● RECORD EXTRACTS
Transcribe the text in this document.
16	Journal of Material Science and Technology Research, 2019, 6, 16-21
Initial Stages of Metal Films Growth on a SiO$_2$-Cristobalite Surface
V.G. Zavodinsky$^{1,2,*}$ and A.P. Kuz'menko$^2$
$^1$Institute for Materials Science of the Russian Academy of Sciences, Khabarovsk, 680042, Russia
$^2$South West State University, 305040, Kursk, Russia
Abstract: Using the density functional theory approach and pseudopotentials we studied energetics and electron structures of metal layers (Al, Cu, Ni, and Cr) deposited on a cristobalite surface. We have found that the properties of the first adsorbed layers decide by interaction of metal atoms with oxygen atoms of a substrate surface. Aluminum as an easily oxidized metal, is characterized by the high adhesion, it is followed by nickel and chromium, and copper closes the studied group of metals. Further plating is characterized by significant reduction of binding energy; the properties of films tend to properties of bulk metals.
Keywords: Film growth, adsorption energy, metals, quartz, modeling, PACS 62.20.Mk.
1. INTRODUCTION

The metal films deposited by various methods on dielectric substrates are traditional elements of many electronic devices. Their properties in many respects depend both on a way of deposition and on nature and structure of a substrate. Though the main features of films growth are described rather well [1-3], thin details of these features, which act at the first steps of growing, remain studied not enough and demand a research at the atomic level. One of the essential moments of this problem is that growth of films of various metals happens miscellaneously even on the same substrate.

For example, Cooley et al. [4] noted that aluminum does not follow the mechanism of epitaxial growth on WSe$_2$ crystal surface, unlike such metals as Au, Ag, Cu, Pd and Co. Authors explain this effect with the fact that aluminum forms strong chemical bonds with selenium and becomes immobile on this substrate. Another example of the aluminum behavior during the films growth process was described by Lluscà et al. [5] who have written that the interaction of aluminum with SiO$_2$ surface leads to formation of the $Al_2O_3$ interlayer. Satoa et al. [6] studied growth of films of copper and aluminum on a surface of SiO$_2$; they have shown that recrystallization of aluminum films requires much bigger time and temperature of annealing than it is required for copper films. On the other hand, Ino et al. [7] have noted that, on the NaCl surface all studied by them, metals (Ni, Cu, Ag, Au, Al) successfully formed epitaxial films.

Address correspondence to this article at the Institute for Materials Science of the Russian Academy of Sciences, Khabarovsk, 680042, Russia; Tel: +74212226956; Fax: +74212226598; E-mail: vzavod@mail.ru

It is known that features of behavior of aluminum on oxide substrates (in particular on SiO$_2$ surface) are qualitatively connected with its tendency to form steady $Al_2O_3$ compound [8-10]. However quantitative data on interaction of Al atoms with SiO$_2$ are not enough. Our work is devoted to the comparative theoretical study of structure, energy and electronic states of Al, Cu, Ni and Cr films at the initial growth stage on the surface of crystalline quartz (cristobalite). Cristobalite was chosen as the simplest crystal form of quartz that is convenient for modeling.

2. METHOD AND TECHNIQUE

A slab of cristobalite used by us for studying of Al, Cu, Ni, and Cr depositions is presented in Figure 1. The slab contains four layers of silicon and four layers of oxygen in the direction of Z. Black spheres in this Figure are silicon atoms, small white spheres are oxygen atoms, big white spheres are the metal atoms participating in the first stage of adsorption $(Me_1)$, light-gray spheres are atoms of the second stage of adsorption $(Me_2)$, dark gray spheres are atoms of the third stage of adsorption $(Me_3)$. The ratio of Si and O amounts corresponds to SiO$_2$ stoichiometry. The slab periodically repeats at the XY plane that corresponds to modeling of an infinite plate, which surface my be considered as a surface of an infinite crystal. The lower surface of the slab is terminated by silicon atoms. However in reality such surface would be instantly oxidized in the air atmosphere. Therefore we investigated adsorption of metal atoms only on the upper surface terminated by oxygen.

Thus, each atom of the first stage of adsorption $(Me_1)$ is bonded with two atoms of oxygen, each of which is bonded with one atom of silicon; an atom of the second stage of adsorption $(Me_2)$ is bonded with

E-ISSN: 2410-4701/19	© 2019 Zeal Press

● PROBLEM REQUIREMENTS
Copy all lines from the data that hold the word "Materials".

● REPLY
$^1$Institute for Materials Science of the Russian Academy of Sciences, Khabarovsk, 680042, Russia
Address correspondence to this article at the Institute for Materials Science of the Russian Academy of Sciences, Khabarovsk, 680042, Russia; Tel: +74212226956; Fax: +74212226598; E-mail: vzavod@mail.ru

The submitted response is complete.